### Task to carry out:
Reproduce all of the data word for word.

### Records for processing:

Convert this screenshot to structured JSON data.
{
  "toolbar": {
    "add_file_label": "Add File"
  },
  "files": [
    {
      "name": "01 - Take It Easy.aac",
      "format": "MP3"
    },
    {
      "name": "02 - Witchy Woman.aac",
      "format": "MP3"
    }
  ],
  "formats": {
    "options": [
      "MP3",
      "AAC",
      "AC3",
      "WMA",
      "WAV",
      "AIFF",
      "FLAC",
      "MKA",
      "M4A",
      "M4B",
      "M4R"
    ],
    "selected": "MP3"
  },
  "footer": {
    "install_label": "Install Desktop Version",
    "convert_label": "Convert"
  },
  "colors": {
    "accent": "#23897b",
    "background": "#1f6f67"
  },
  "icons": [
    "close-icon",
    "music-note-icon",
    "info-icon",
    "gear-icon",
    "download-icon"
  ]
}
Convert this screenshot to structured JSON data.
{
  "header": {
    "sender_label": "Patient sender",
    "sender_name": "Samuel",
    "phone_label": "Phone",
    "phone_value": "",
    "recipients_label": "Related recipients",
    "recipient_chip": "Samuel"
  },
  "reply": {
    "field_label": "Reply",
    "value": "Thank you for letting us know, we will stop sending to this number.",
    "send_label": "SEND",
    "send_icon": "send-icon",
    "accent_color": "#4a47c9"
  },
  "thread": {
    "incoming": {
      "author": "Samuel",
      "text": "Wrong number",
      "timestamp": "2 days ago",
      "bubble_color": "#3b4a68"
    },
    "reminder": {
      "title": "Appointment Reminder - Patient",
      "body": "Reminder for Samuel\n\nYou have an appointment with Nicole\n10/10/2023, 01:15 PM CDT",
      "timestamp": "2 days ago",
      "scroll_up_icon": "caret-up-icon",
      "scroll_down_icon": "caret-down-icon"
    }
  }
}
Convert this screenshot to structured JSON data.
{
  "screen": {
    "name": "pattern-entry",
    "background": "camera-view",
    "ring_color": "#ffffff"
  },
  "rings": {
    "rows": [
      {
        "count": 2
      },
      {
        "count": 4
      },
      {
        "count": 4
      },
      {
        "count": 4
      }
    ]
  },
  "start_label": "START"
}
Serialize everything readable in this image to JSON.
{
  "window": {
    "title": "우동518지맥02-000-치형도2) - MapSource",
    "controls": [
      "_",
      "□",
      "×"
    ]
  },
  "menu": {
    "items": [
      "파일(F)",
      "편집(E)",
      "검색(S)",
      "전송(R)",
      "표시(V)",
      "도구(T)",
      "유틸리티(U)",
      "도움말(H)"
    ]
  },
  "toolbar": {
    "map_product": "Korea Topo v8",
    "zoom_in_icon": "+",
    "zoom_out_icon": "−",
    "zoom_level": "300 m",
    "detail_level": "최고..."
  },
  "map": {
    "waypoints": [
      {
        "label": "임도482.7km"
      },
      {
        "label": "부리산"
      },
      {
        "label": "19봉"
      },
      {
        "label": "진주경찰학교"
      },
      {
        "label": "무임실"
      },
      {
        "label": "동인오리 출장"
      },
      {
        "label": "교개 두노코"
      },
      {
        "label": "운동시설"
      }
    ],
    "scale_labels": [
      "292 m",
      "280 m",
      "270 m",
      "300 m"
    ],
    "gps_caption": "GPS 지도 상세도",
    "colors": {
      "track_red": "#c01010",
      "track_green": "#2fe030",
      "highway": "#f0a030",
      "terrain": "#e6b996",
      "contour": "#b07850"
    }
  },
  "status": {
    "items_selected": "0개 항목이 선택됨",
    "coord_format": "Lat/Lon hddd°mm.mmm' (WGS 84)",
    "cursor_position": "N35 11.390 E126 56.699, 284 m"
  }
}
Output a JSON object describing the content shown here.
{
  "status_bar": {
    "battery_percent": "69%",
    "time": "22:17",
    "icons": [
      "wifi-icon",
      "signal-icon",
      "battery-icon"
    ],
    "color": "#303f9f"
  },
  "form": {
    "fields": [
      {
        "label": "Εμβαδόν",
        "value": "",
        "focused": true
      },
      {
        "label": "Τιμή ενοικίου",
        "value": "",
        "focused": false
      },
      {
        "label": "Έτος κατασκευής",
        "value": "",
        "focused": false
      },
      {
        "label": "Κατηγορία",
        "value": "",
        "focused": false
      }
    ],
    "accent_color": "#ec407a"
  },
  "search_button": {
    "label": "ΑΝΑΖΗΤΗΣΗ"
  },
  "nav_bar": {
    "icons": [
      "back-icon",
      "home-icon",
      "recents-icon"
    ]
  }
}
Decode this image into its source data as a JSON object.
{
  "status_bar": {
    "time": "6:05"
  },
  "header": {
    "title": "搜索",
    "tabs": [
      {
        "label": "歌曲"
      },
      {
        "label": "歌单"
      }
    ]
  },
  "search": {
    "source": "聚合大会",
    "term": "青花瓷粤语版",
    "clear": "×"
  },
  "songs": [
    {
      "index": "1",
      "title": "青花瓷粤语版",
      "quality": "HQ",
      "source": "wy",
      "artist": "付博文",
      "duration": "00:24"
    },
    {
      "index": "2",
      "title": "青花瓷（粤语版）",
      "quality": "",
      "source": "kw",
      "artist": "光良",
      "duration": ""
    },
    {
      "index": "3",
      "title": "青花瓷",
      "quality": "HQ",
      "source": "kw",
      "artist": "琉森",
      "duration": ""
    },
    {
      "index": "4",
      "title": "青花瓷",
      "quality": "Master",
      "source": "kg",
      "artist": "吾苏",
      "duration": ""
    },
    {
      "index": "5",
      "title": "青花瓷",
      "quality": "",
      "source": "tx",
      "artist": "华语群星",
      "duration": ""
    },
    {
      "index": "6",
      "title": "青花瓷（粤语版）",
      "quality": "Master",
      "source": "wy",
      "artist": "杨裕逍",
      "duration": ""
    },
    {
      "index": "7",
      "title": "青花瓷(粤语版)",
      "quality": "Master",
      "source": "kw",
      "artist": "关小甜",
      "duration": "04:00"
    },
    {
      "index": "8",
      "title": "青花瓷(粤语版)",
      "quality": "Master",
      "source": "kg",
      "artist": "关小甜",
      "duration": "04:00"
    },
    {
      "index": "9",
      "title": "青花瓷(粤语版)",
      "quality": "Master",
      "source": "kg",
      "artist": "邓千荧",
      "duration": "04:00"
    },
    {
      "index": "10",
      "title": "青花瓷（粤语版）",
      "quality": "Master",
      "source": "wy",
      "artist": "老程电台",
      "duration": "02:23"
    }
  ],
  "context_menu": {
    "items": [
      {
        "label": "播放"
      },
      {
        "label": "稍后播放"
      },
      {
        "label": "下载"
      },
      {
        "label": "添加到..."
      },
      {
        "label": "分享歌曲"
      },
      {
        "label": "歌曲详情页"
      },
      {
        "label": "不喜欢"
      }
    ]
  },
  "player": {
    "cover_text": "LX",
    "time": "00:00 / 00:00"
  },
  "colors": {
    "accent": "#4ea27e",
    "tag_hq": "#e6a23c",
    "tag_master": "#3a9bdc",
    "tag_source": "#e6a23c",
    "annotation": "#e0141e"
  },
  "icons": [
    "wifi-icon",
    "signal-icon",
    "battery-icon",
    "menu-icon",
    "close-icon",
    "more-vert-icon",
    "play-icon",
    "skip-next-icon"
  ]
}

### Output below:
Convert this screenshot to structured JSON data.
{
  "toolbar": {
    "add_file_label": "Add File"
  },
  "files": [
    {
      "name": "01 - Take It Easy.aac",
      "format": "MP3"
    },
    {
      "name": "02 - Witchy Woman.aac",
      "format": "MP3"
    }
  ],
  "formats": {
    "options": [
      "MP3",
      "AAC",
      "AC3",
      "WMA",
      "WAV",
      "AIFF",
      "FLAC",
      "MKA",
      "M4A",
      "M4B",
      "M4R"
    ],
    "selected": "MP3"
  },
  "footer": {
    "install_label": "Install Desktop Version",
    "convert_label": "Convert"
  },
  "colors": {
    "accent": "#23897b",
    "background": "#1f6f67"
  },
  "icons": [
    "close-icon",
    "music-note-icon",
    "info-icon",
    "gear-icon",
    "download-icon"
  ]
}
Convert this screenshot to structured JSON data.
{
  "header": {
    "sender_label": "Patient sender",
    "sender_name": "Samuel",
    "phone_label": "Phone",
    "phone_value": "",
    "recipients_label": "Related recipients",
    "recipient_chip": "Samuel"
  },
  "reply": {
    "field_label": "Reply",
    "value": "Thank you for letting us know, we will stop sending to this number.",
    "send_label": "SEND",
    "send_icon": "send-icon",
    "accent_color": "#4a47c9"
  },
  "thread": {
    "incoming": {
      "author": "Samuel",
      "text": "Wrong number",
      "timestamp": "2 days ago",
      "bubble_color": "#3b4a68"
    },
    "reminder": {
      "title": "Appointment Reminder - Patient",
      "body": "Reminder for Samuel\n\nYou have an appointment with Nicole\n10/10/2023, 01:15 PM CDT",
      "timestamp": "2 days ago",
      "scroll_up_icon": "caret-up-icon",
      "scroll_down_icon": "caret-down-icon"
    }
  }
}
Convert this screenshot to structured JSON data.
{
  "screen": {
    "name": "pattern-entry",
    "background": "camera-view",
    "ring_color": "#ffffff"
  },
  "rings": {
    "rows": [
      {
        "count": 2
      },
      {
        "count": 4
      },
      {
        "count": 4
      },
      {
        "count": 4
      }
    ]
  },
  "start_label": "START"
}
Serialize everything readable in this image to JSON.
{
  "window": {
    "title": "우동518지맥02-000-치형도2) - MapSource",
    "controls": [
      "_",
      "□",
      "×"
    ]
  },
  "menu": {
    "items": [
      "파일(F)",
      "편집(E)",
      "검색(S)",
      "전송(R)",
      "표시(V)",
      "도구(T)",
      "유틸리티(U)",
      "도움말(H)"
    ]
  },
  "toolbar": {
    "map_product": "Korea Topo v8",
    "zoom_in_icon": "+",
    "zoom_out_icon": "−",
    "zoom_level": "300 m",
    "detail_level": "최고..."
  },
  "map": {
    "waypoints": [
      {
        "label": "임도482.7km"
      },
      {
        "label": "부리산"
      },
      {
        "label": "19봉"
      },
      {
        "label": "진주경찰학교"
      },
      {
        "label": "무임실"
      },
      {
        "label": "동인오리 출장"
      },
      {
        "label": "교개 두노코"
      },
      {
        "label": "운동시설"
      }
    ],
    "scale_labels": [
      "292 m",
      "280 m",
      "270 m",
      "300 m"
    ],
    "gps_caption": "GPS 지도 상세도",
    "colors": {
      "track_red": "#c01010",
      "track_green": "#2fe030",
      "highway": "#f0a030",
      "terrain": "#e6b996",
      "contour": "#b07850"
    }
  },
  "status": {
    "items_selected": "0개 항목이 선택됨",
    "coord_format": "Lat/Lon hddd°mm.mmm' (WGS 84)",
    "cursor_position": "N35 11.390 E126 56.699, 284 m"
  }
}
Output a JSON object describing the content shown here.
{
  "status_bar": {
    "battery_percent": "69%",
    "time": "22:17",
    "icons": [
      "wifi-icon",
      "signal-icon",
      "battery-icon"
    ],
    "color": "#303f9f"
  },
  "form": {
    "fields": [
      {
        "label": "Εμβαδόν",
        "value": "",
        "focused": true
      },
      {
        "label": "Τιμή ενοικίου",
        "value": "",
        "focused": false
      },
      {
        "label": "Έτος κατασκευής",
        "value": "",
        "focused": false
      },
      {
        "label": "Κατηγορία",
        "value": "",
        "focused": false
      }
    ],
    "accent_color": "#ec407a"
  },
  "search_button": {
    "label": "ΑΝΑΖΗΤΗΣΗ"
  },
  "nav_bar": {
    "icons": [
      "back-icon",
      "home-icon",
      "recents-icon"
    ]
  }
}
Decode this image into its source data as a JSON object.
{
  "status_bar": {
    "time": "6:05"
  },
  "header": {
    "title": "搜索",
    "tabs": [
      {
        "label": "歌曲"
      },
      {
        "label": "歌单"
      }
    ]
  },
  "search": {
    "source": "聚合大会",
    "term": "青花瓷粤语版",
    "clear": "×"
  },
  "songs": [
    {
      "index": "1",
      "title": "青花瓷粤语版",
      "quality": "HQ",
      "source": "wy",
      "artist": "付博文",
      "duration": "00:24"
    },
    {
      "index": "2",
      "title": "青花瓷（粤语版）",
      "quality": "",
      "source": "kw",
      "artist": "光良",
      "duration": ""
    },
    {
      "index": "3",
      "title": "青花瓷",
      "quality": "HQ",
      "source": "kw",
      "artist": "琉森",
      "duration": ""
    },
    {
      "index": "4",
      "title": "青花瓷",
      "quality": "Master",
      "source": "kg",
      "artist": "吾苏",
      "duration": ""
    },
    {
      "index": "5",
      "title": "青花瓷",
      "quality": "",
      "source": "tx",
      "artist": "华语群星",
      "duration": ""
    },
    {
      "index": "6",
      "title": "青花瓷（粤语版）",
      "quality": "Master",
      "source": "wy",
      "artist": "杨裕逍",
      "duration": ""
    },
    {
      "index": "7",
      "title": "青花瓷(粤语版)",
      "quality": "Master",
      "source": "kw",
      "artist": "关小甜",
      "duration": "04:00"
    },
    {
      "index": "8",
      "title": "青花瓷(粤语版)",
      "quality": "Master",
      "source": "kg",
      "artist": "关小甜",
      "duration": "04:00"
    },
    {
      "index": "9",
      "title": "青花瓷(粤语版)",
      "quality": "Master",
      "source": "kg",
      "artist": "邓千荧",
      "duration": "04:00"
    },
    {
      "index": "10",
      "title": "青花瓷（粤语版）",
      "quality": "Master",
      "source": "wy",
      "artist": "老程电台",
      "duration": "02:23"
    }
  ],
  "context_menu": {
    "items": [
      {
        "label": "播放"
      },
      {
        "label": "稍后播放"
      },
      {
        "label": "下载"
      },
      {
        "label": "添加到..."
      },
      {
        "label": "分享歌曲"
      },
      {
        "label": "歌曲详情页"
      },
      {
        "label": "不喜欢"
      }
    ]
  },
  "player": {
    "cover_text": "LX",
    "time": "00:00 / 00:00"
  },
  "colors": {
    "accent": "#4ea27e",
    "tag_hq": "#e6a23c",
    "tag_master": "#3a9bdc",
    "tag_source": "#e6a23c",
    "annotation": "#e0141e"
  },
  "icons": [
    "wifi-icon",
    "signal-icon",
    "battery-icon",
    "menu-icon",
    "close-icon",
    "more-vert-icon",
    "play-icon",
    "skip-next-icon"
  ]
}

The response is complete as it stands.